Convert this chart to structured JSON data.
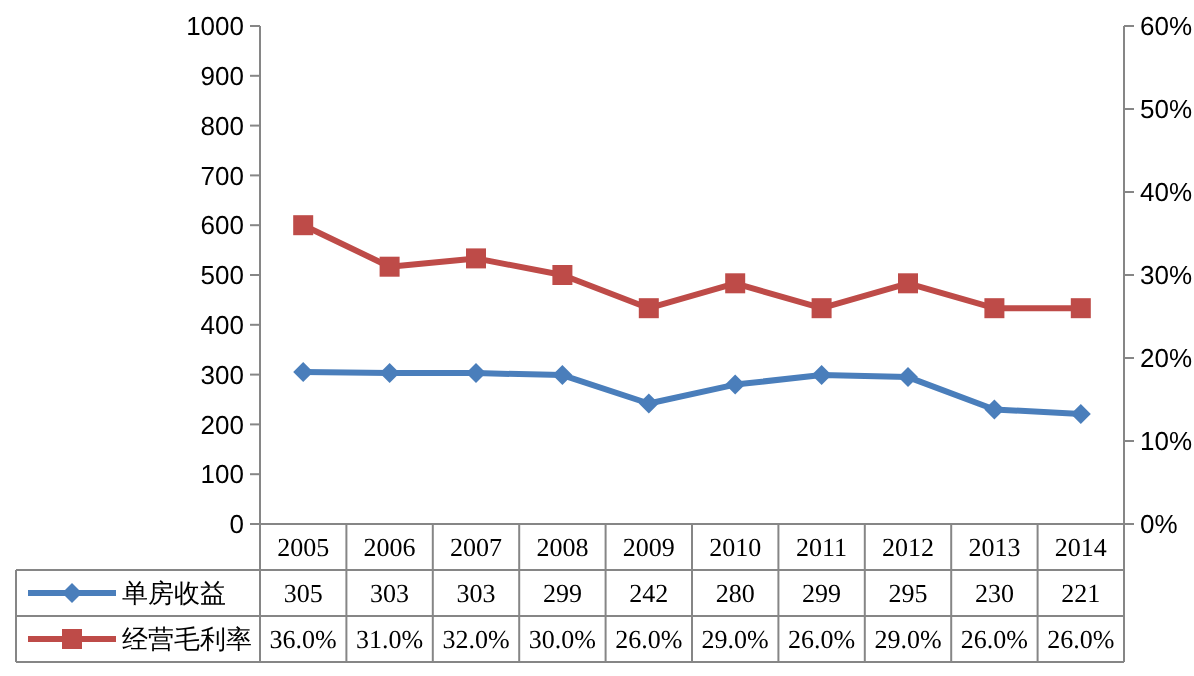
{
  "chart_data": {
    "type": "line",
    "categories": [
      "2005",
      "2006",
      "2007",
      "2008",
      "2009",
      "2010",
      "2011",
      "2012",
      "2013",
      "2014"
    ],
    "ylim": [
      0,
      1000
    ],
    "yticks": [
      0,
      100,
      200,
      300,
      400,
      500,
      600,
      700,
      800,
      900,
      1000
    ],
    "y2lim": [
      0,
      60
    ],
    "y2ticks": [
      {
        "value": 0,
        "label": "0%"
      },
      {
        "value": 10,
        "label": "10%"
      },
      {
        "value": 20,
        "label": "20%"
      },
      {
        "value": 30,
        "label": "30%"
      },
      {
        "value": 40,
        "label": "40%"
      },
      {
        "value": 50,
        "label": "50%"
      },
      {
        "value": 60,
        "label": "60%"
      }
    ],
    "grid": false,
    "legend": "bottom",
    "line_style": "solid",
    "series": [
      {
        "name": "单房收益",
        "color": "#4a7ebb",
        "marker": "diamond",
        "values": [
          305,
          303,
          303,
          299,
          242,
          280,
          299,
          295,
          230,
          221
        ],
        "value_labels": [
          "305",
          "303",
          "303",
          "299",
          "242",
          "280",
          "299",
          "295",
          "230",
          "221"
        ]
      },
      {
        "name": "经营毛利率",
        "color": "#be4b48",
        "marker": "square",
        "axis": "y2",
        "values": [
          36,
          31,
          32,
          30,
          26,
          29,
          26,
          29,
          26,
          26
        ],
        "value_labels": [
          "36.0%",
          "31.0%",
          "32.0%",
          "30.0%",
          "26.0%",
          "29.0%",
          "26.0%",
          "29.0%",
          "26.0%",
          "26.0%"
        ]
      }
    ]
  }
}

[Short problem]
Above are the records; reproduce them exactly and leave out the pictures.

[Result of this task]
Convert this chart to structured JSON data.
{
  "chart_data": {
    "type": "line",
    "categories": [
      "2005",
      "2006",
      "2007",
      "2008",
      "2009",
      "2010",
      "2011",
      "2012",
      "2013",
      "2014"
    ],
    "ylim": [
      0,
      1000
    ],
    "yticks": [
      0,
      100,
      200,
      300,
      400,
      500,
      600,
      700,
      800,
      900,
      1000
    ],
    "y2lim": [
      0,
      60
    ],
    "y2ticks": [
      {
        "value": 0,
        "label": "0%"
      },
      {
        "value": 10,
        "label": "10%"
      },
      {
        "value": 20,
        "label": "20%"
      },
      {
        "value": 30,
        "label": "30%"
      },
      {
        "value": 40,
        "label": "40%"
      },
      {
        "value": 50,
        "label": "50%"
      },
      {
        "value": 60,
        "label": "60%"
      }
    ],
    "grid": false,
    "legend": "bottom",
    "line_style": "solid",
    "series": [
      {
        "name": "单房收益",
        "color": "#4a7ebb",
        "marker": "diamond",
        "values": [
          305,
          303,
          303,
          299,
          242,
          280,
          299,
          295,
          230,
          221
        ],
        "value_labels": [
          "305",
          "303",
          "303",
          "299",
          "242",
          "280",
          "299",
          "295",
          "230",
          "221"
        ]
      },
      {
        "name": "经营毛利率",
        "color": "#be4b48",
        "marker": "square",
        "axis": "y2",
        "values": [
          36,
          31,
          32,
          30,
          26,
          29,
          26,
          29,
          26,
          26
        ],
        "value_labels": [
          "36.0%",
          "31.0%",
          "32.0%",
          "30.0%",
          "26.0%",
          "29.0%",
          "26.0%",
          "29.0%",
          "26.0%",
          "26.0%"
        ]
      }
    ]
  }
}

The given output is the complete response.